_Stated task_:
Your task is to output the listing word for word, with pictures excluded.

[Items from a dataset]
# # # #
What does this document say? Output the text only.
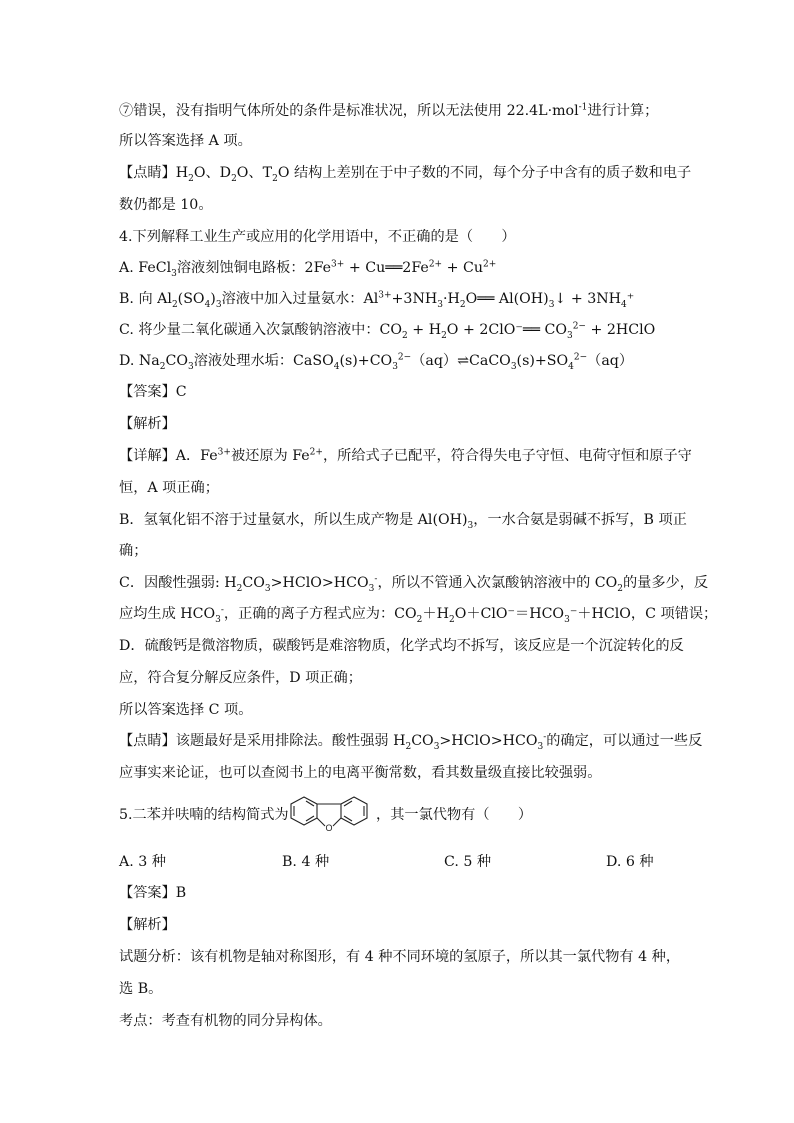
⑦错误，没有指明气体所处的条件是标准状况，所以无法使用 22.4L·mol$^{-1}$进行计算；
所以答案选择 A 项。
【点睛】$H_2O$、$D_2O$、$T_2O$ 结构上差别在于中子数的不同，每个分子中含有的质子数和电子
数仍都是 10。
4.下列解释工业生产或应用的化学用语中，不正确的是（　　）
A. FeCl$_3$溶液刻蚀铜电路板：$2Fe^{3+}$ + $Cu══2Fe^{2+} + Cu^{2+}$
B. 向 $Al_2(SO_4)_3$溶液中加入过量氨水：$Al^{3+}+3NH_3\cdot H_2O══$ $Al(OH)_3↓ + 3NH_4^+$
C. 将少量二氧化碳通入次氯酸钠溶液中：$CO_2 + H_2O$ + 2ClO⁻══ $CO_3^{2-}$ + 2HClO
D. $Na_2CO_3$溶液处理水垢：$CaSO_4(s)+CO_3^{2-}(aq)\rightleftharpoons CaCO_3(s)+SO_4^{2-}(aq)$
【答案】C
【解析】
【详解】A．$Fe^{3+}$被还原为 $Fe^{2+}$，所给式子已配平，符合得失电子守恒、电荷守恒和原子守
恒，A 项正确；
B．氢氧化铝不溶于过量氨水，所以生成产物是 $Al(OH)_3$，一水合氨是弱碱不拆写，B 项正
确；
C．因酸性强弱: $H_2CO_3>HClO>HCO_3^-$，所以不管通入次氯酸钠溶液中的 $CO_2$的量多少，反
应均生成 $HCO_3^-$，正确的离子方程式应为：$CO_2+H_2O+ClO^-=HCO_3^-+HClO$，C 项错误；
D．硫酸钙是微溶物质，碳酸钙是难溶物质，化学式均不拆写，该反应是一个沉淀转化的反
应，符合复分解反应条件，D 项正确；
所以答案选择 C 项。
【点睛】该题最好是采用排除法。酸性强弱 $H_2CO_3>HClO>HCO_3^-$的确定，可以通过一些反
应事实来论证，也可以查阅书上的电离平衡常数，看其数量级直接比较强弱。
5.二苯并呋喃的结构简式为
O
，其一氯代物有（　　）
A. 3 种	B. 4 种	C. 5 种	D. 6 种
【答案】B
【解析】
试题分析：该有机物是轴对称图形，有 4 种不同环境的氢原子，所以其一氯代物有 4 种，
选 B。
考点：考查有机物的同分异构体。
# # # #
_Solution to the exercise_:
What does this document say? Output the text only.
⑦错误，没有指明气体所处的条件是标准状况，所以无法使用 22.4L·mol$^{-1}$进行计算；
所以答案选择 A 项。
【点睛】$H_2O$、$D_2O$、$T_2O$ 结构上差别在于中子数的不同，每个分子中含有的质子数和电子
数仍都是 10。
4.下列解释工业生产或应用的化学用语中，不正确的是（　　）
A. FeCl$_3$溶液刻蚀铜电路板：$2Fe^{3+}$ + $Cu══2Fe^{2+} + Cu^{2+}$
B. 向 $Al_2(SO_4)_3$溶液中加入过量氨水：$Al^{3+}+3NH_3\cdot H_2O══$ $Al(OH)_3↓ + 3NH_4^+$
C. 将少量二氧化碳通入次氯酸钠溶液中：$CO_2 + H_2O$ + 2ClO⁻══ $CO_3^{2-}$ + 2HClO
D. $Na_2CO_3$溶液处理水垢：$CaSO_4(s)+CO_3^{2-}(aq)\rightleftharpoons CaCO_3(s)+SO_4^{2-}(aq)$
【答案】C
【解析】
【详解】A．$Fe^{3+}$被还原为 $Fe^{2+}$，所给式子已配平，符合得失电子守恒、电荷守恒和原子守
恒，A 项正确；
B．氢氧化铝不溶于过量氨水，所以生成产物是 $Al(OH)_3$，一水合氨是弱碱不拆写，B 项正
确；
C．因酸性强弱: $H_2CO_3>HClO>HCO_3^-$，所以不管通入次氯酸钠溶液中的 $CO_2$的量多少，反
应均生成 $HCO_3^-$，正确的离子方程式应为：$CO_2+H_2O+ClO^-=HCO_3^-+HClO$，C 项错误；
D．硫酸钙是微溶物质，碳酸钙是难溶物质，化学式均不拆写，该反应是一个沉淀转化的反
应，符合复分解反应条件，D 项正确；
所以答案选择 C 项。
【点睛】该题最好是采用排除法。酸性强弱 $H_2CO_3>HClO>HCO_3^-$的确定，可以通过一些反
应事实来论证，也可以查阅书上的电离平衡常数，看其数量级直接比较强弱。
5.二苯并呋喃的结构简式为
O
，其一氯代物有（　　）
A. 3 种	B. 4 种	C. 5 种	D. 6 种
【答案】B
【解析】
试题分析：该有机物是轴对称图形，有 4 种不同环境的氢原子，所以其一氯代物有 4 种，
选 B。
考点：考查有机物的同分异构体。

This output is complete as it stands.